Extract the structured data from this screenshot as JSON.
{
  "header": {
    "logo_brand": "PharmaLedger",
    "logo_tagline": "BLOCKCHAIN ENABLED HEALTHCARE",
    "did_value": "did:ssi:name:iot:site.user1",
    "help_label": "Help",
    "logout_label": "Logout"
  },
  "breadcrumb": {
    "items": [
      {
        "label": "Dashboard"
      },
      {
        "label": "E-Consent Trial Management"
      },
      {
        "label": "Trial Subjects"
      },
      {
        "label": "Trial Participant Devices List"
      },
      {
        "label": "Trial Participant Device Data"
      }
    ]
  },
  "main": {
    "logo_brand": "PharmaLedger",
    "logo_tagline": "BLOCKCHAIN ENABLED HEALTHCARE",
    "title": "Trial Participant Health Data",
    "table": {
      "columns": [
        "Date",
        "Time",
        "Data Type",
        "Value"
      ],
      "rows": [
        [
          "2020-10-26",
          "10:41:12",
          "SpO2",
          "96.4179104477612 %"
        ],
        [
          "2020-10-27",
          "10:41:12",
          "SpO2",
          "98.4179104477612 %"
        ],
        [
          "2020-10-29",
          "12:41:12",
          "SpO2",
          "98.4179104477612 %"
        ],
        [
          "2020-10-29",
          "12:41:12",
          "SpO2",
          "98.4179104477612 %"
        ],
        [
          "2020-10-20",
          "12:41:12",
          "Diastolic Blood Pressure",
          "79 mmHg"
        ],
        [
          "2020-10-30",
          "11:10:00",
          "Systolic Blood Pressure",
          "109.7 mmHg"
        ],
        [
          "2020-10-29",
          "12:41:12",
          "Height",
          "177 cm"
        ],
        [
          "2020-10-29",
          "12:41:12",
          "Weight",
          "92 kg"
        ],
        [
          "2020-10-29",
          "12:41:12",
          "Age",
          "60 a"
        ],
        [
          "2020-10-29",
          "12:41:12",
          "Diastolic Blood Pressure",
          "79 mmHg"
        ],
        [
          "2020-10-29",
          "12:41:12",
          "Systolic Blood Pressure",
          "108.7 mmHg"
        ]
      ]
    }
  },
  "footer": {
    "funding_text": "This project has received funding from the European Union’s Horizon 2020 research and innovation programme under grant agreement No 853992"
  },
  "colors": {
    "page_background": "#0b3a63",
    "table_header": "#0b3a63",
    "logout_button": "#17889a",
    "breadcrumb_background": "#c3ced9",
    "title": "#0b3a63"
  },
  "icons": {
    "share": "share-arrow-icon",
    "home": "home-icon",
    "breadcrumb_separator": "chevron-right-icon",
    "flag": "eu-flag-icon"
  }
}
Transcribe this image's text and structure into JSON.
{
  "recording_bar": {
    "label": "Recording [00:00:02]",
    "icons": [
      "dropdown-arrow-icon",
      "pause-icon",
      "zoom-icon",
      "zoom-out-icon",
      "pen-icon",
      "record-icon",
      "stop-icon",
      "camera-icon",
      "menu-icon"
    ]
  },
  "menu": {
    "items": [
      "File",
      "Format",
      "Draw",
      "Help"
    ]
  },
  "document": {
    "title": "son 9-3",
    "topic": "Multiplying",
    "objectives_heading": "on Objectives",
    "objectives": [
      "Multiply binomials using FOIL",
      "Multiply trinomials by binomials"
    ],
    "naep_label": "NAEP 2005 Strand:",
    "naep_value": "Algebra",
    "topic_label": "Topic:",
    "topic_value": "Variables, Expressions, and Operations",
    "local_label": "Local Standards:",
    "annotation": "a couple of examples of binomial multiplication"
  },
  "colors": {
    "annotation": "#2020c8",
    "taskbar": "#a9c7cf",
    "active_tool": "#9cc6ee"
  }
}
++++++++++
Given request → Above are the records; copy all of them exactly.

Written solution →
Extract the structured data from this screenshot as JSON.
{
  "header": {
    "logo_brand": "PharmaLedger",
    "logo_tagline": "BLOCKCHAIN ENABLED HEALTHCARE",
    "did_value": "did:ssi:name:iot:site.user1",
    "help_label": "Help",
    "logout_label": "Logout"
  },
  "breadcrumb": {
    "items": [
      {
        "label": "Dashboard"
      },
      {
        "label": "E-Consent Trial Management"
      },
      {
        "label": "Trial Subjects"
      },
      {
        "label": "Trial Participant Devices List"
      },
      {
        "label": "Trial Participant Device Data"
      }
    ]
  },
  "main": {
    "logo_brand": "PharmaLedger",
    "logo_tagline": "BLOCKCHAIN ENABLED HEALTHCARE",
    "title": "Trial Participant Health Data",
    "table": {
      "columns": [
        "Date",
        "Time",
        "Data Type",
        "Value"
      ],
      "rows": [
        [
          "2020-10-26",
          "10:41:12",
          "SpO2",
          "96.4179104477612 %"
        ],
        [
          "2020-10-27",
          "10:41:12",
          "SpO2",
          "98.4179104477612 %"
        ],
        [
          "2020-10-29",
          "12:41:12",
          "SpO2",
          "98.4179104477612 %"
        ],
        [
          "2020-10-29",
          "12:41:12",
          "SpO2",
          "98.4179104477612 %"
        ],
        [
          "2020-10-20",
          "12:41:12",
          "Diastolic Blood Pressure",
          "79 mmHg"
        ],
        [
          "2020-10-30",
          "11:10:00",
          "Systolic Blood Pressure",
          "109.7 mmHg"
        ],
        [
          "2020-10-29",
          "12:41:12",
          "Height",
          "177 cm"
        ],
        [
          "2020-10-29",
          "12:41:12",
          "Weight",
          "92 kg"
        ],
        [
          "2020-10-29",
          "12:41:12",
          "Age",
          "60 a"
        ],
        [
          "2020-10-29",
          "12:41:12",
          "Diastolic Blood Pressure",
          "79 mmHg"
        ],
        [
          "2020-10-29",
          "12:41:12",
          "Systolic Blood Pressure",
          "108.7 mmHg"
        ]
      ]
    }
  },
  "footer": {
    "funding_text": "This project has received funding from the European Union’s Horizon 2020 research and innovation programme under grant agreement No 853992"
  },
  "colors": {
    "page_background": "#0b3a63",
    "table_header": "#0b3a63",
    "logout_button": "#17889a",
    "breadcrumb_background": "#c3ced9",
    "title": "#0b3a63"
  },
  "icons": {
    "share": "share-arrow-icon",
    "home": "home-icon",
    "breadcrumb_separator": "chevron-right-icon",
    "flag": "eu-flag-icon"
  }
}
Transcribe this image's text and structure into JSON.
{
  "recording_bar": {
    "label": "Recording [00:00:02]",
    "icons": [
      "dropdown-arrow-icon",
      "pause-icon",
      "zoom-icon",
      "zoom-out-icon",
      "pen-icon",
      "record-icon",
      "stop-icon",
      "camera-icon",
      "menu-icon"
    ]
  },
  "menu": {
    "items": [
      "File",
      "Format",
      "Draw",
      "Help"
    ]
  },
  "document": {
    "title": "son 9-3",
    "topic": "Multiplying",
    "objectives_heading": "on Objectives",
    "objectives": [
      "Multiply binomials using FOIL",
      "Multiply trinomials by binomials"
    ],
    "naep_label": "NAEP 2005 Strand:",
    "naep_value": "Algebra",
    "topic_label": "Topic:",
    "topic_value": "Variables, Expressions, and Operations",
    "local_label": "Local Standards:",
    "annotation": "a couple of examples of binomial multiplication"
  },
  "colors": {
    "annotation": "#2020c8",
    "taskbar": "#a9c7cf",
    "active_tool": "#9cc6ee"
  }
}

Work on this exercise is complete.